> **TASK INPUT**:
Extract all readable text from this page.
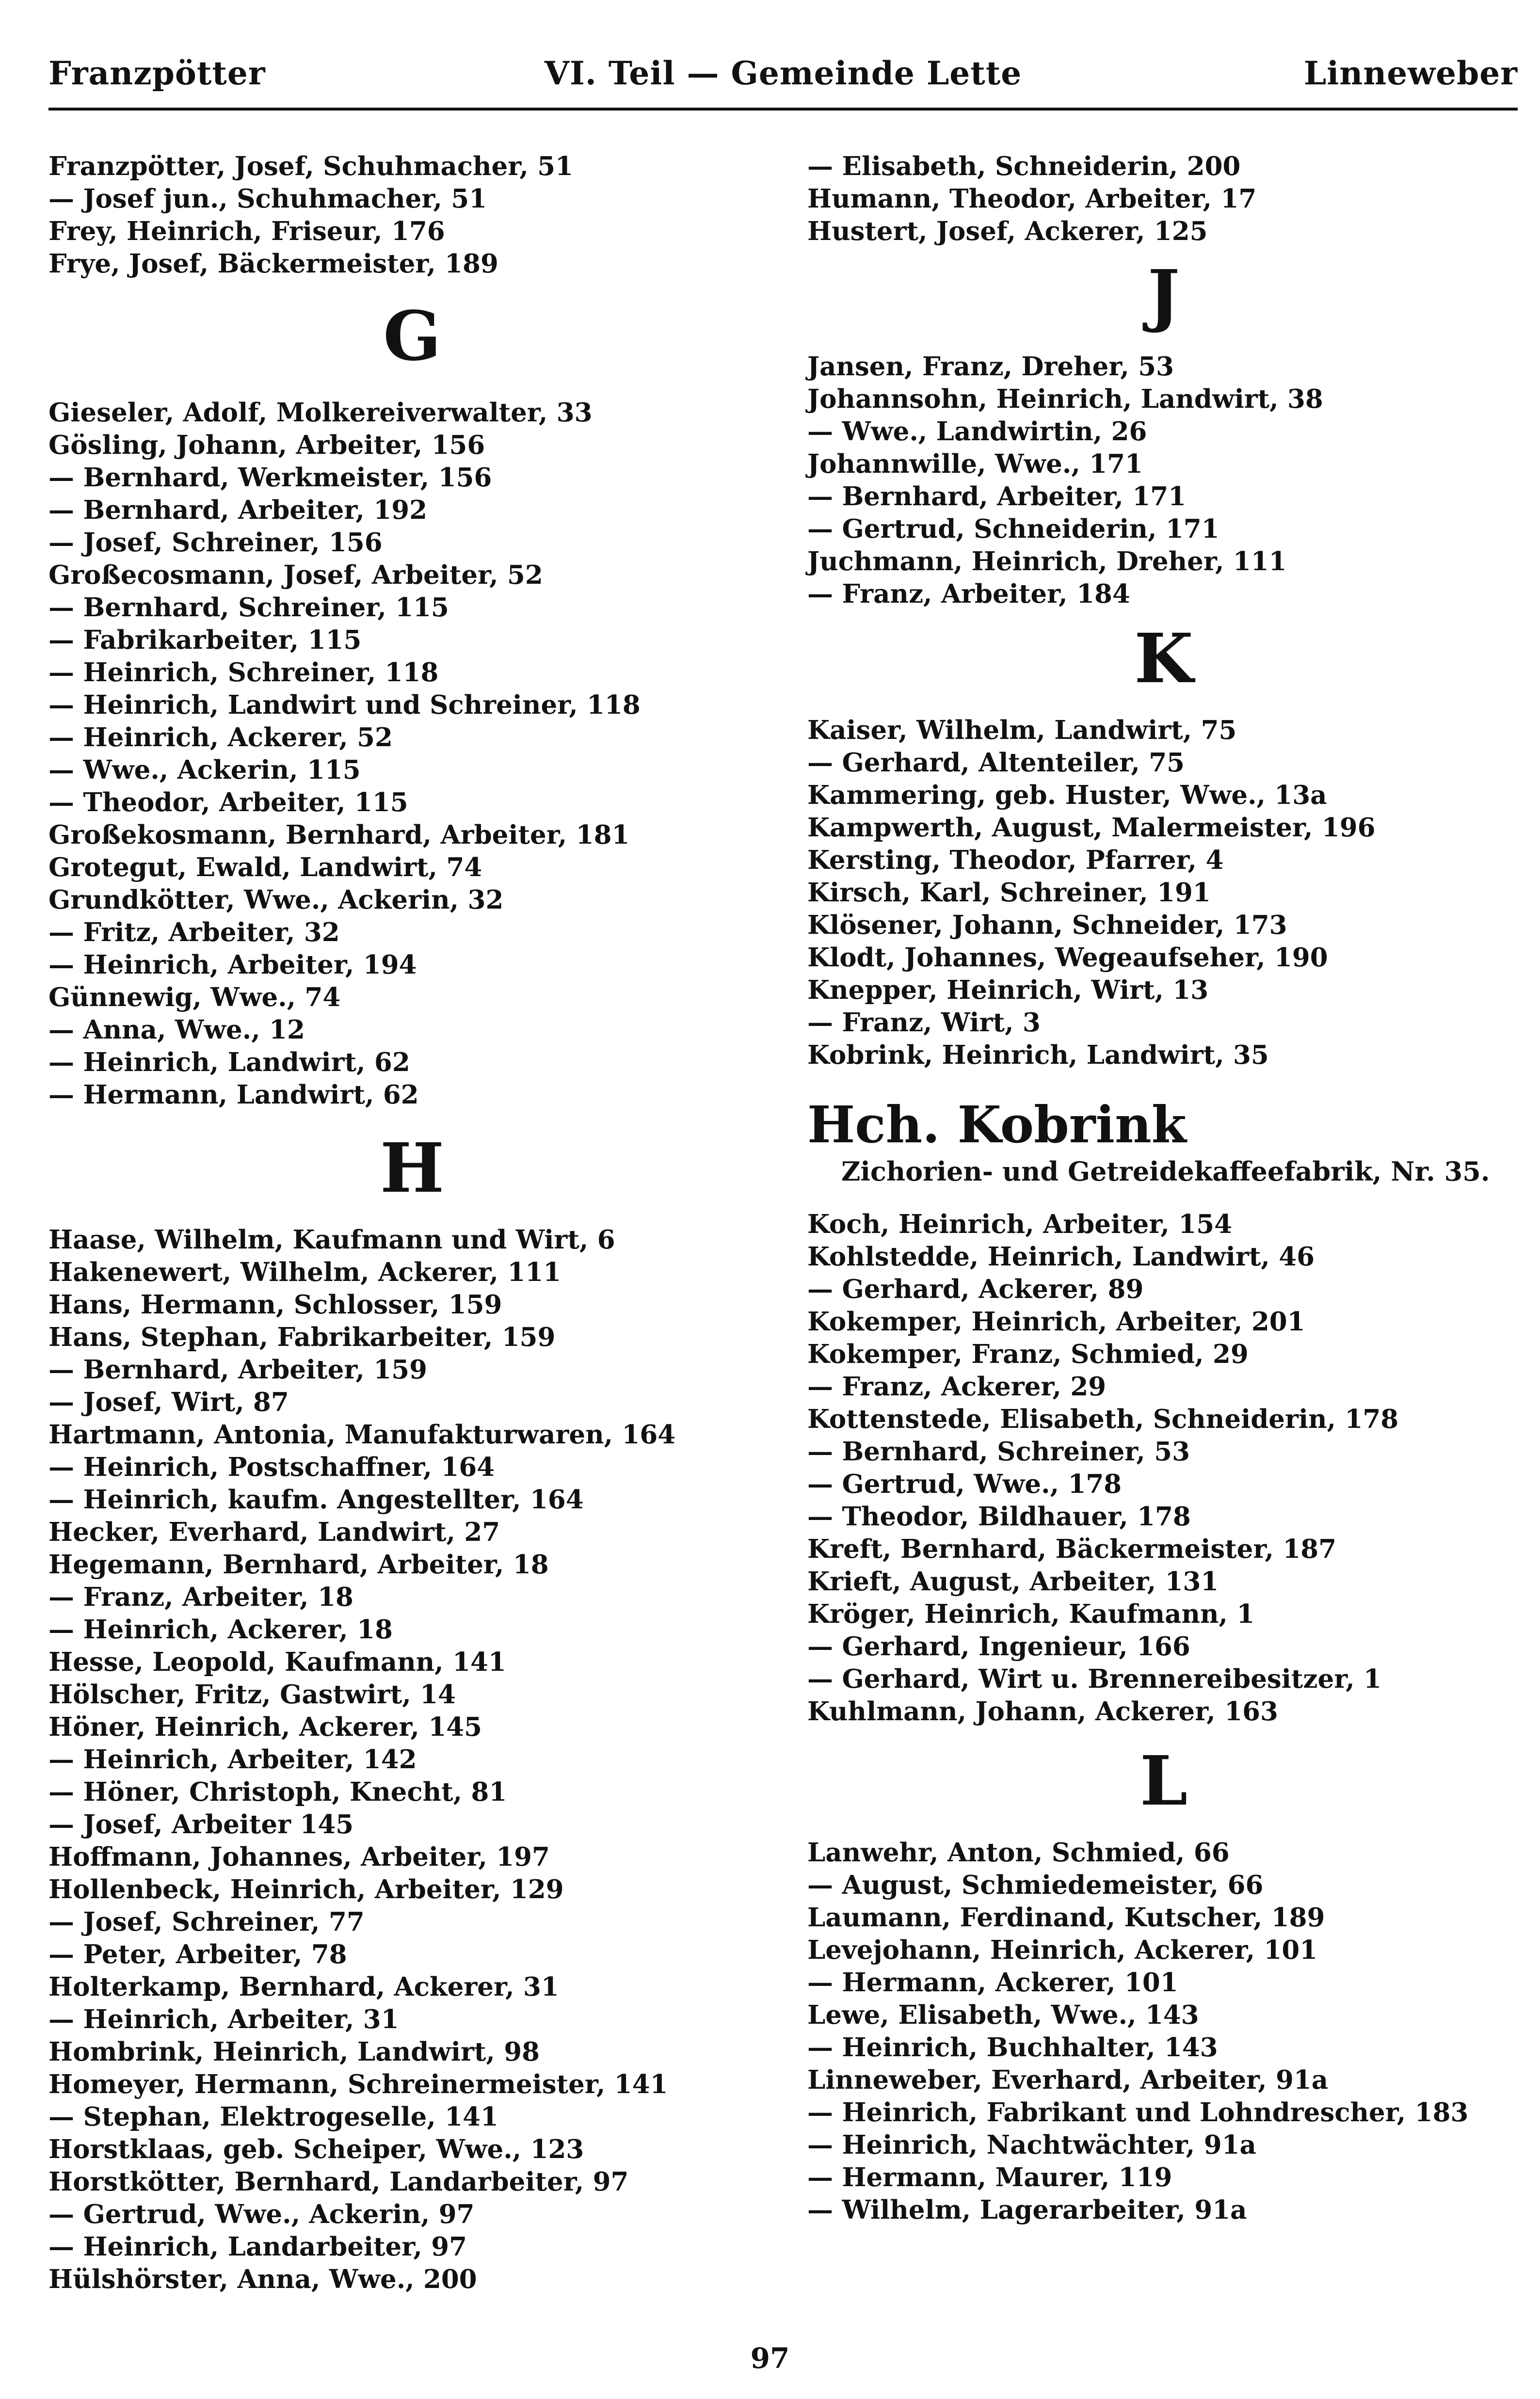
Franzpötter	VI. Teil — Gemeinde Lette	Linneweber
Franzpötter, Josef, Schuhmacher, 51
— Josef jun., Schuhmacher, 51
Frey, Heinrich, Friseur, 176
Frye, Josef, Bäckermeister, 189
G
Gieseler, Adolf, Molkereiverwalter, 33
Gösling, Johann, Arbeiter, 156
— Bernhard, Werkmeister, 156
— Bernhard, Arbeiter, 192
— Josef, Schreiner, 156
Großecosmann, Josef, Arbeiter, 52
— Bernhard, Schreiner, 115
— Fabrikarbeiter, 115
— Heinrich, Schreiner, 118
— Heinrich, Landwirt und Schreiner, 118
— Heinrich, Ackerer, 52
— Wwe., Ackerin, 115
— Theodor, Arbeiter, 115
Großekosmann, Bernhard, Arbeiter, 181
Grotegut, Ewald, Landwirt, 74
Grundkötter, Wwe., Ackerin, 32
— Fritz, Arbeiter, 32
— Heinrich, Arbeiter, 194
Günnewig, Wwe., 74
— Anna, Wwe., 12
— Heinrich, Landwirt, 62
— Hermann, Landwirt, 62
H
Haase, Wilhelm, Kaufmann und Wirt, 6
Hakenewert, Wilhelm, Ackerer, 111
Hans, Hermann, Schlosser, 159
Hans, Stephan, Fabrikarbeiter, 159
— Bernhard, Arbeiter, 159
— Josef, Wirt, 87
Hartmann, Antonia, Manufakturwaren, 164
— Heinrich, Postschaffner, 164
— Heinrich, kaufm. Angestellter, 164
Hecker, Everhard, Landwirt, 27
Hegemann, Bernhard, Arbeiter, 18
— Franz, Arbeiter, 18
— Heinrich, Ackerer, 18
Hesse, Leopold, Kaufmann, 141
Hölscher, Fritz, Gastwirt, 14
Höner, Heinrich, Ackerer, 145
— Heinrich, Arbeiter, 142
— Höner, Christoph, Knecht, 81
— Josef, Arbeiter 145
Hoffmann, Johannes, Arbeiter, 197
Hollenbeck, Heinrich, Arbeiter, 129
— Josef, Schreiner, 77
— Peter, Arbeiter, 78
Holterkamp, Bernhard, Ackerer, 31
— Heinrich, Arbeiter, 31
Hombrink, Heinrich, Landwirt, 98
Homeyer, Hermann, Schreinermeister, 141
— Stephan, Elektrogeselle, 141
Horstklaas, geb. Scheiper, Wwe., 123
Horstkötter, Bernhard, Landarbeiter, 97
— Gertrud, Wwe., Ackerin, 97
— Heinrich, Landarbeiter, 97
Hülshörster, Anna, Wwe., 200
— Elisabeth, Schneiderin, 200
Humann, Theodor, Arbeiter, 17
Hustert, Josef, Ackerer, 125
J
Jansen, Franz, Dreher, 53
Johannsohn, Heinrich, Landwirt, 38
— Wwe., Landwirtin, 26
Johannwille, Wwe., 171
— Bernhard, Arbeiter, 171
— Gertrud, Schneiderin, 171
Juchmann, Heinrich, Dreher, 111
— Franz, Arbeiter, 184
K
Kaiser, Wilhelm, Landwirt, 75
— Gerhard, Altenteiler, 75
Kammering, geb. Huster, Wwe., 13a
Kampwerth, August, Malermeister, 196
Kersting, Theodor, Pfarrer, 4
Kirsch, Karl, Schreiner, 191
Klösener, Johann, Schneider, 173
Klodt, Johannes, Wegeaufseher, 190
Knepper, Heinrich, Wirt, 13
— Franz, Wirt, 3
Kobrink, Heinrich, Landwirt, 35
Hch. Kobrink
Zichorien- und Getreidekaffeefabrik, Nr. 35.
Koch, Heinrich, Arbeiter, 154
Kohlstedde, Heinrich, Landwirt, 46
— Gerhard, Ackerer, 89
Kokemper, Heinrich, Arbeiter, 201
Kokemper, Franz, Schmied, 29
— Franz, Ackerer, 29
Kottenstede, Elisabeth, Schneiderin, 178
— Bernhard, Schreiner, 53
— Gertrud, Wwe., 178
— Theodor, Bildhauer, 178
Kreft, Bernhard, Bäckermeister, 187
Krieft, August, Arbeiter, 131
Kröger, Heinrich, Kaufmann, 1
— Gerhard, Ingenieur, 166
— Gerhard, Wirt u. Brennereibesitzer, 1
Kuhlmann, Johann, Ackerer, 163
L
Lanwehr, Anton, Schmied, 66
— August, Schmiedemeister, 66
Laumann, Ferdinand, Kutscher, 189
Levejohann, Heinrich, Ackerer, 101
— Hermann, Ackerer, 101
Lewe, Elisabeth, Wwe., 143
— Heinrich, Buchhalter, 143
Linneweber, Everhard, Arbeiter, 91a
— Heinrich, Fabrikant und Lohndrescher, 183
— Heinrich, Nachtwächter, 91a
— Hermann, Maurer, 119
— Wilhelm, Lagerarbeiter, 91a
97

> **EXERCISE**: Output the full set of records above without changing a word, and drop the images.

> **SOLVED EXERCISE**:
Extract all readable text from this page.
Franzpötter	VI. Teil — Gemeinde Lette	Linneweber
Franzpötter, Josef, Schuhmacher, 51
— Josef jun., Schuhmacher, 51
Frey, Heinrich, Friseur, 176
Frye, Josef, Bäckermeister, 189
G
Gieseler, Adolf, Molkereiverwalter, 33
Gösling, Johann, Arbeiter, 156
— Bernhard, Werkmeister, 156
— Bernhard, Arbeiter, 192
— Josef, Schreiner, 156
Großecosmann, Josef, Arbeiter, 52
— Bernhard, Schreiner, 115
— Fabrikarbeiter, 115
— Heinrich, Schreiner, 118
— Heinrich, Landwirt und Schreiner, 118
— Heinrich, Ackerer, 52
— Wwe., Ackerin, 115
— Theodor, Arbeiter, 115
Großekosmann, Bernhard, Arbeiter, 181
Grotegut, Ewald, Landwirt, 74
Grundkötter, Wwe., Ackerin, 32
— Fritz, Arbeiter, 32
— Heinrich, Arbeiter, 194
Günnewig, Wwe., 74
— Anna, Wwe., 12
— Heinrich, Landwirt, 62
— Hermann, Landwirt, 62
H
Haase, Wilhelm, Kaufmann und Wirt, 6
Hakenewert, Wilhelm, Ackerer, 111
Hans, Hermann, Schlosser, 159
Hans, Stephan, Fabrikarbeiter, 159
— Bernhard, Arbeiter, 159
— Josef, Wirt, 87
Hartmann, Antonia, Manufakturwaren, 164
— Heinrich, Postschaffner, 164
— Heinrich, kaufm. Angestellter, 164
Hecker, Everhard, Landwirt, 27
Hegemann, Bernhard, Arbeiter, 18
— Franz, Arbeiter, 18
— Heinrich, Ackerer, 18
Hesse, Leopold, Kaufmann, 141
Hölscher, Fritz, Gastwirt, 14
Höner, Heinrich, Ackerer, 145
— Heinrich, Arbeiter, 142
— Höner, Christoph, Knecht, 81
— Josef, Arbeiter 145
Hoffmann, Johannes, Arbeiter, 197
Hollenbeck, Heinrich, Arbeiter, 129
— Josef, Schreiner, 77
— Peter, Arbeiter, 78
Holterkamp, Bernhard, Ackerer, 31
— Heinrich, Arbeiter, 31
Hombrink, Heinrich, Landwirt, 98
Homeyer, Hermann, Schreinermeister, 141
— Stephan, Elektrogeselle, 141
Horstklaas, geb. Scheiper, Wwe., 123
Horstkötter, Bernhard, Landarbeiter, 97
— Gertrud, Wwe., Ackerin, 97
— Heinrich, Landarbeiter, 97
Hülshörster, Anna, Wwe., 200
— Elisabeth, Schneiderin, 200
Humann, Theodor, Arbeiter, 17
Hustert, Josef, Ackerer, 125
J
Jansen, Franz, Dreher, 53
Johannsohn, Heinrich, Landwirt, 38
— Wwe., Landwirtin, 26
Johannwille, Wwe., 171
— Bernhard, Arbeiter, 171
— Gertrud, Schneiderin, 171
Juchmann, Heinrich, Dreher, 111
— Franz, Arbeiter, 184
K
Kaiser, Wilhelm, Landwirt, 75
— Gerhard, Altenteiler, 75
Kammering, geb. Huster, Wwe., 13a
Kampwerth, August, Malermeister, 196
Kersting, Theodor, Pfarrer, 4
Kirsch, Karl, Schreiner, 191
Klösener, Johann, Schneider, 173
Klodt, Johannes, Wegeaufseher, 190
Knepper, Heinrich, Wirt, 13
— Franz, Wirt, 3
Kobrink, Heinrich, Landwirt, 35
Hch. Kobrink
Zichorien- und Getreidekaffeefabrik, Nr. 35.
Koch, Heinrich, Arbeiter, 154
Kohlstedde, Heinrich, Landwirt, 46
— Gerhard, Ackerer, 89
Kokemper, Heinrich, Arbeiter, 201
Kokemper, Franz, Schmied, 29
— Franz, Ackerer, 29
Kottenstede, Elisabeth, Schneiderin, 178
— Bernhard, Schreiner, 53
— Gertrud, Wwe., 178
— Theodor, Bildhauer, 178
Kreft, Bernhard, Bäckermeister, 187
Krieft, August, Arbeiter, 131
Kröger, Heinrich, Kaufmann, 1
— Gerhard, Ingenieur, 166
— Gerhard, Wirt u. Brennereibesitzer, 1
Kuhlmann, Johann, Ackerer, 163
L
Lanwehr, Anton, Schmied, 66
— August, Schmiedemeister, 66
Laumann, Ferdinand, Kutscher, 189
Levejohann, Heinrich, Ackerer, 101
— Hermann, Ackerer, 101
Lewe, Elisabeth, Wwe., 143
— Heinrich, Buchhalter, 143
Linneweber, Everhard, Arbeiter, 91a
— Heinrich, Fabrikant und Lohndrescher, 183
— Heinrich, Nachtwächter, 91a
— Hermann, Maurer, 119
— Wilhelm, Lagerarbeiter, 91a
97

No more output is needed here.